## Begin Record excerpts

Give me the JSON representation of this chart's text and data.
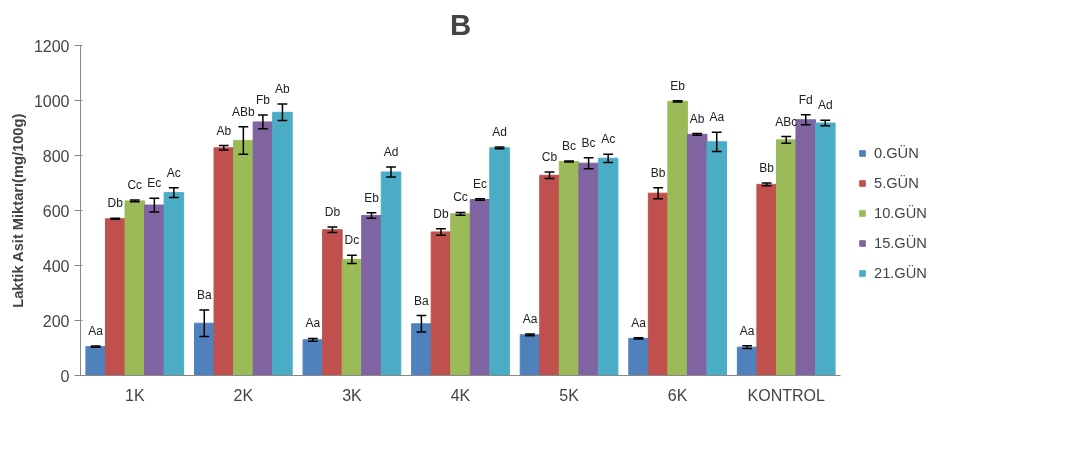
{
  "chart_data": {
    "type": "bar",
    "title": "B",
    "ylabel": "Laktik Asit Miktarı(mg/100g)",
    "categories": [
      "1K",
      "2K",
      "3K",
      "4K",
      "5K",
      "6K",
      "KONTROL"
    ],
    "ylim": [
      0,
      1200
    ],
    "yticks": [
      0,
      200,
      400,
      600,
      800,
      1000,
      1200
    ],
    "grid": false,
    "legend": "right",
    "series": [
      {
        "name": "0.GÜN",
        "color": "#4f81bd",
        "values": [
          105,
          190,
          130,
          188,
          148,
          135,
          103
        ],
        "errors": [
          2,
          48,
          5,
          30,
          3,
          2,
          5
        ],
        "value_labels": [
          "Aa",
          "Ba",
          "Aa",
          "Ba",
          "Aa",
          "Aa",
          "Aa"
        ]
      },
      {
        "name": "5.GÜN",
        "color": "#c0504d",
        "values": [
          570,
          828,
          530,
          522,
          728,
          663,
          695
        ],
        "errors": [
          2,
          8,
          10,
          12,
          12,
          20,
          5
        ],
        "value_labels": [
          "Db",
          "Ab",
          "Db",
          "Db",
          "Cb",
          "Bb",
          "Bb"
        ]
      },
      {
        "name": "10.GÜN",
        "color": "#9bbb59",
        "values": [
          635,
          855,
          422,
          588,
          778,
          997,
          857
        ],
        "errors": [
          3,
          50,
          15,
          5,
          2,
          2,
          12
        ],
        "value_labels": [
          "Cc",
          "ABb",
          "Dc",
          "Cc",
          "Bc",
          "Eb",
          "ABc"
        ]
      },
      {
        "name": "15.GÜN",
        "color": "#8064a2",
        "values": [
          620,
          922,
          582,
          640,
          772,
          877,
          930
        ],
        "errors": [
          25,
          25,
          10,
          3,
          20,
          3,
          18
        ],
        "value_labels": [
          "Ec",
          "Fb",
          "Eb",
          "Ec",
          "Bc",
          "Ab",
          "Fd"
        ]
      },
      {
        "name": "21.GÜN",
        "color": "#4bacc6",
        "values": [
          665,
          957,
          740,
          828,
          790,
          850,
          918
        ],
        "errors": [
          18,
          30,
          18,
          3,
          15,
          35,
          10
        ],
        "value_labels": [
          "Ac",
          "Ab",
          "Ad",
          "Ad",
          "Ac",
          "Aa",
          "Ad"
        ]
      }
    ]
  }
}
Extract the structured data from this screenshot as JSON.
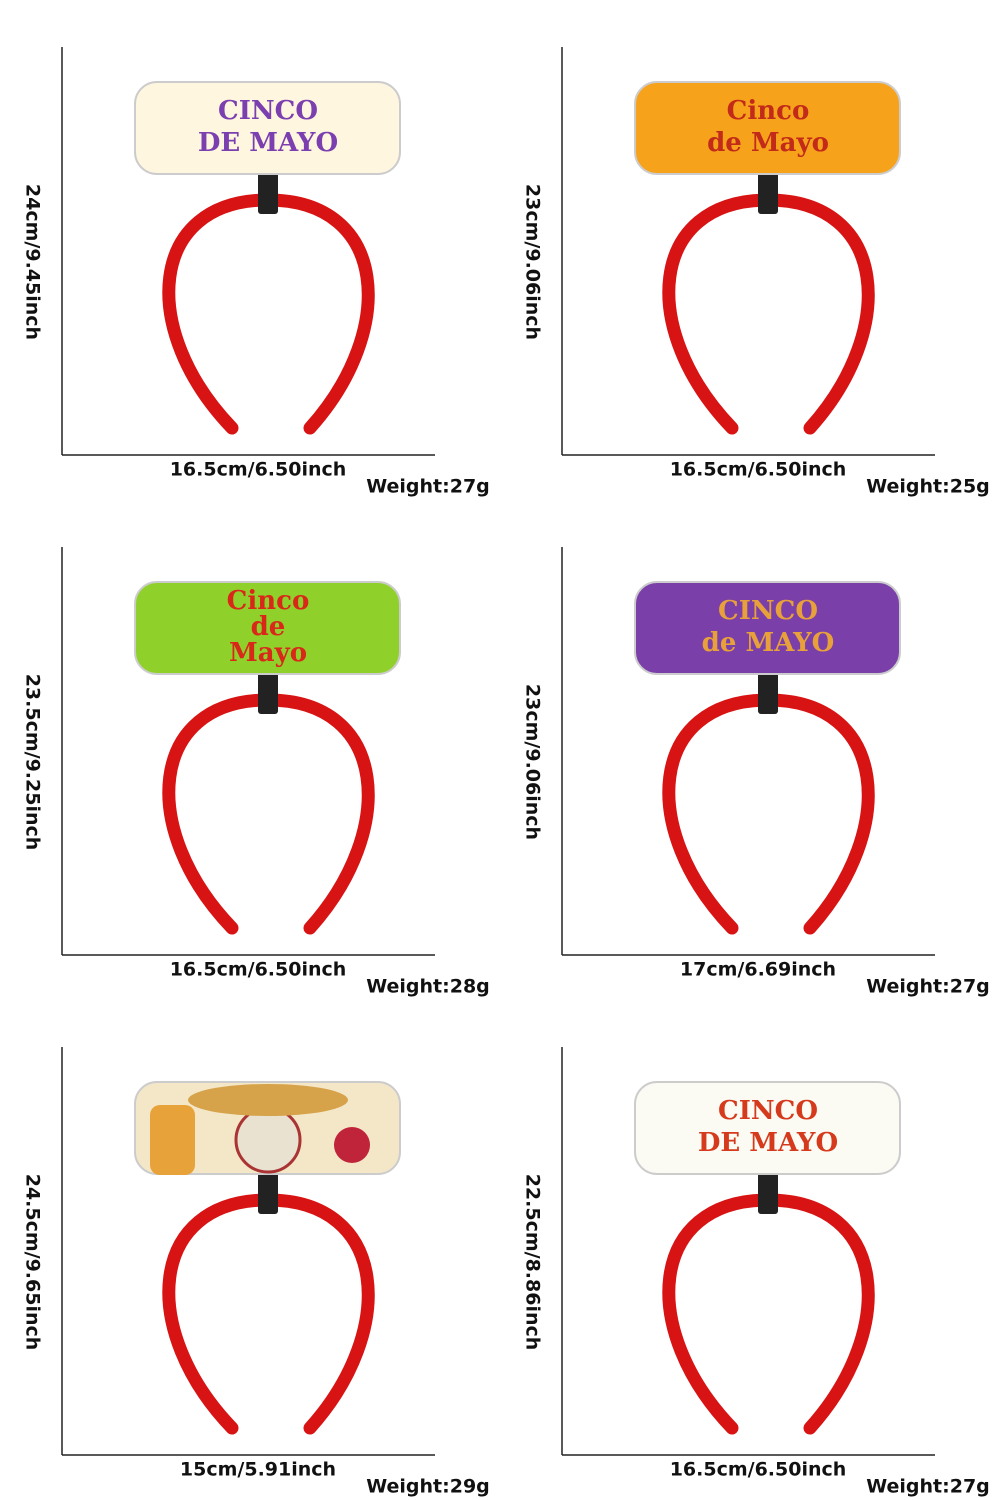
{
  "panels": [
    {
      "height_label": "24cm/9.45inch",
      "width_label": "16.5cm/6.50inch",
      "weight_label": "Weight:27g",
      "sign_text": [
        "CINCO",
        "DE MAYO"
      ]
    },
    {
      "height_label": "23cm/9.06inch",
      "width_label": "16.5cm/6.50inch",
      "weight_label": "Weight:25g",
      "sign_text": [
        "Cinco",
        "de Mayo"
      ]
    },
    {
      "height_label": "23.5cm/9.25inch",
      "width_label": "16.5cm/6.50inch",
      "weight_label": "Weight:28g",
      "sign_text": [
        "Cinco",
        "de",
        "Mayo"
      ]
    },
    {
      "height_label": "23cm/9.06inch",
      "width_label": "17cm/6.69inch",
      "weight_label": "Weight:27g",
      "sign_text": [
        "CINCO",
        "de MAYO"
      ]
    },
    {
      "height_label": "24.5cm/9.65inch",
      "width_label": "15cm/5.91inch",
      "weight_label": "Weight:29g"
    },
    {
      "height_label": "22.5cm/8.86inch",
      "width_label": "16.5cm/6.50inch",
      "weight_label": "Weight:27g",
      "sign_text": [
        "CINCO",
        "DE MAYO"
      ]
    }
  ]
}
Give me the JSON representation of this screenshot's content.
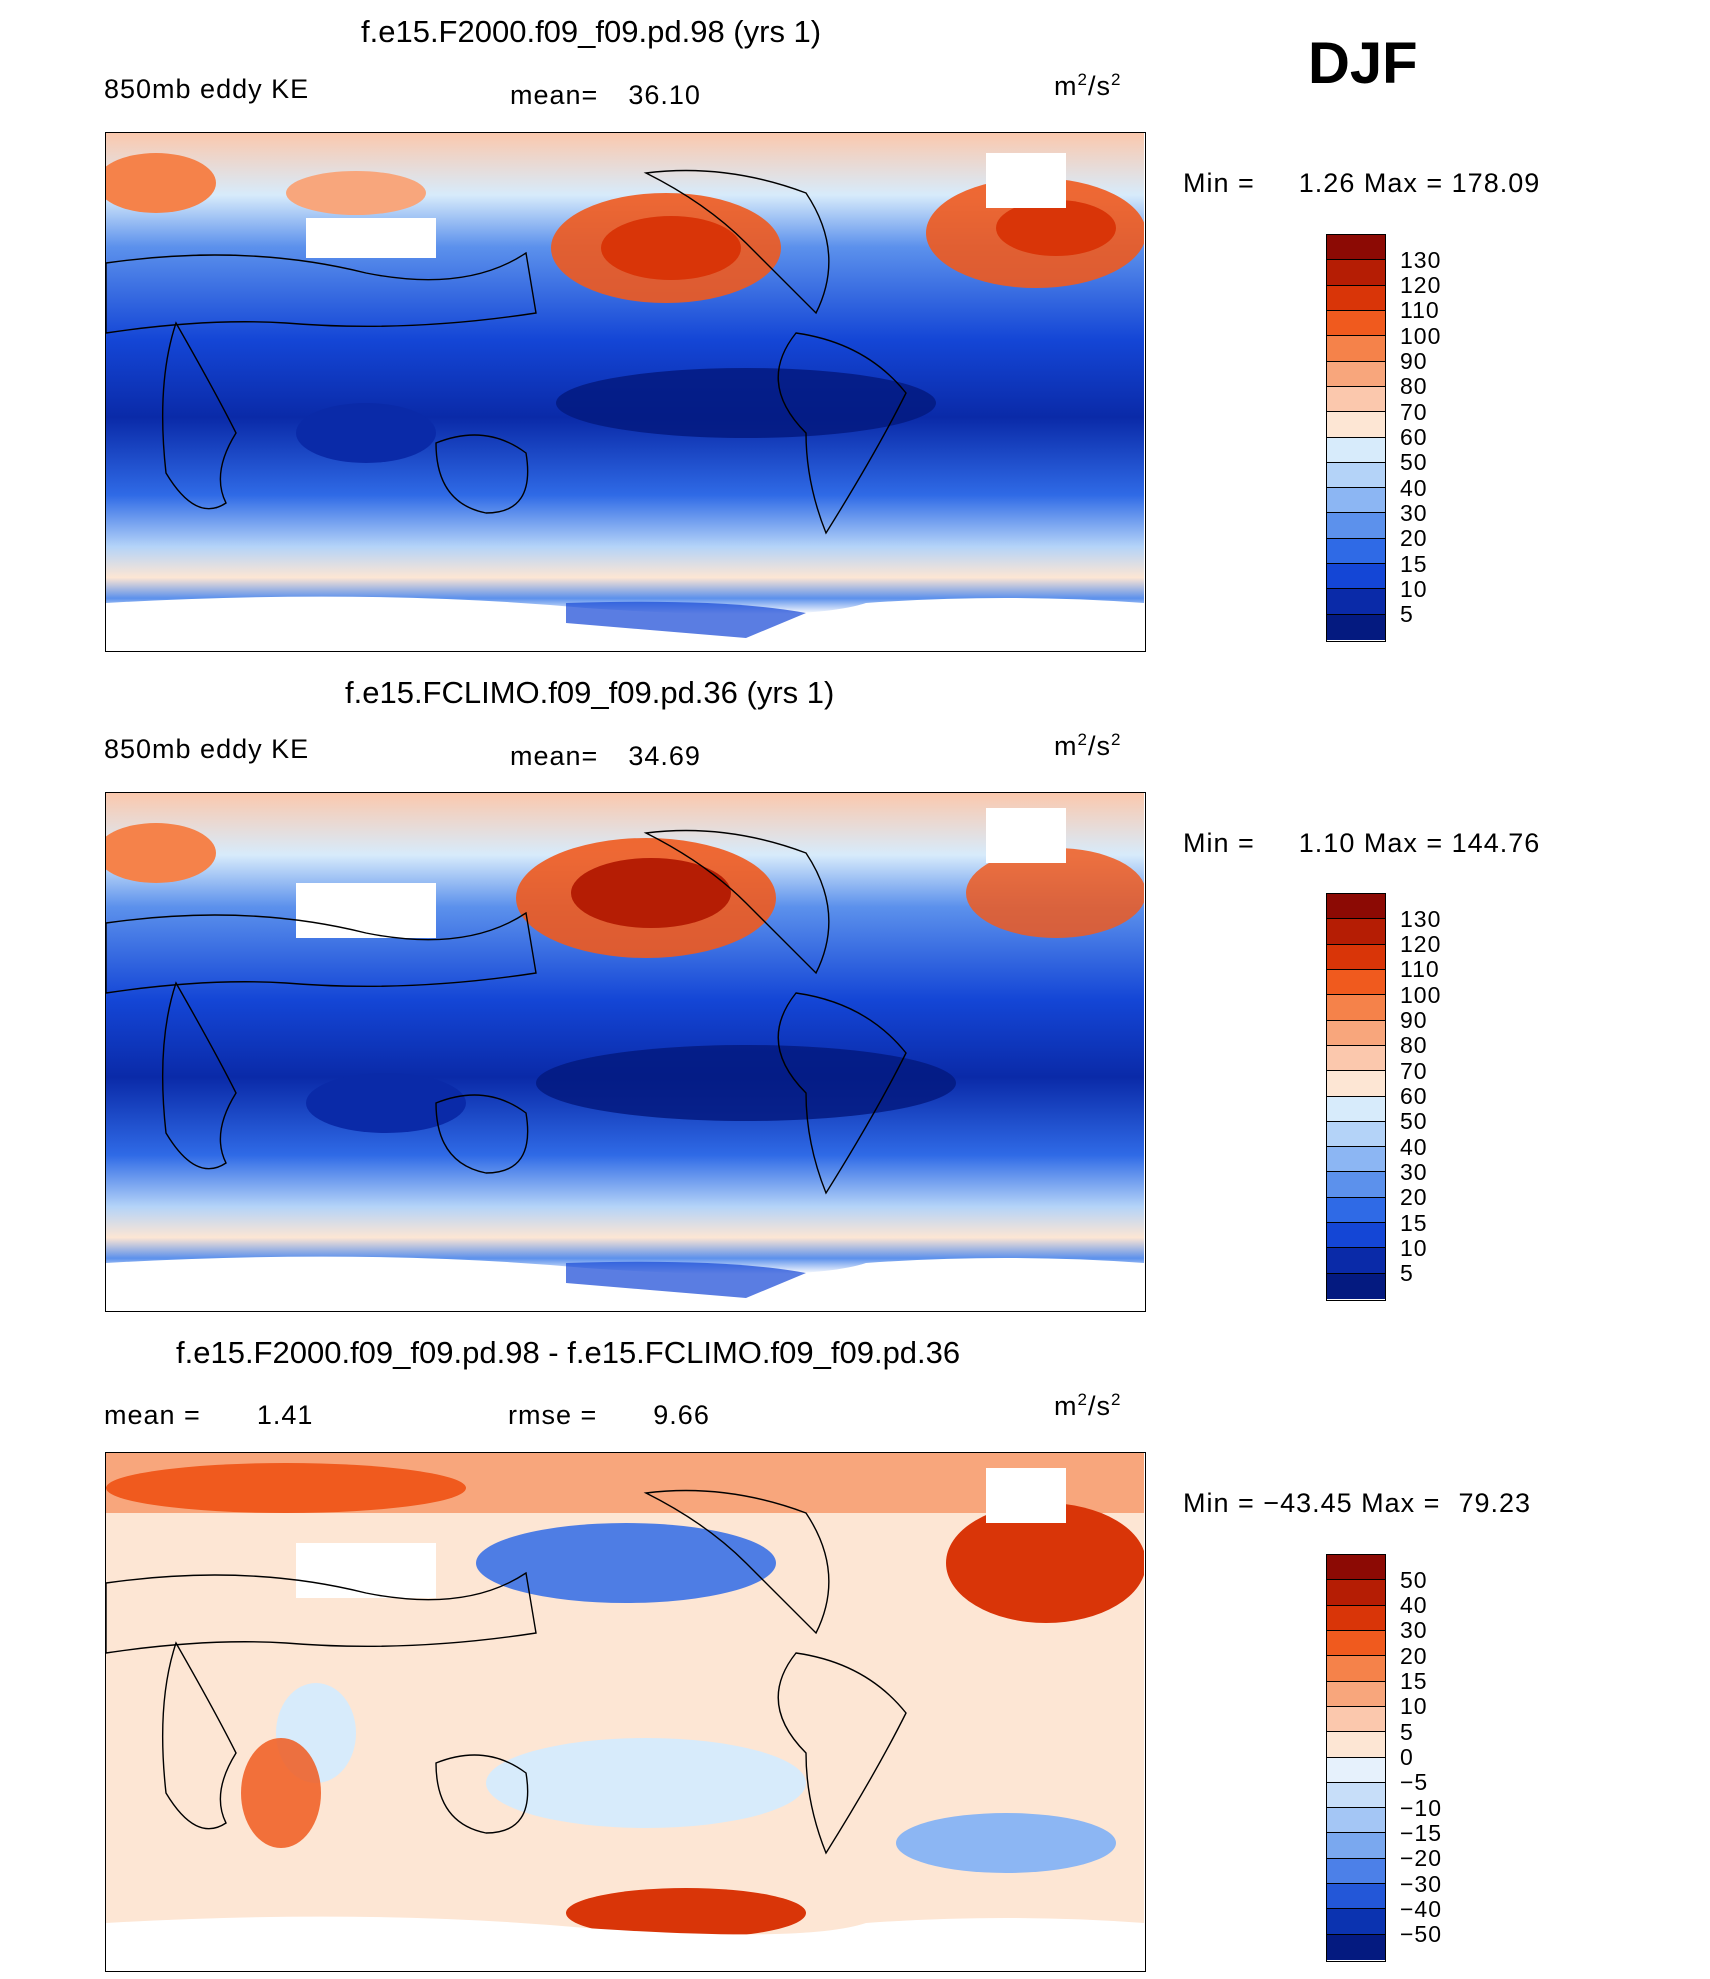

## End Record excerpts

**Requirement**
Show the lines of the records that include the string "Give".

**The output**
Give me the JSON representation of this chart's text and data.
Give me the JSON representation of this screenshot's content.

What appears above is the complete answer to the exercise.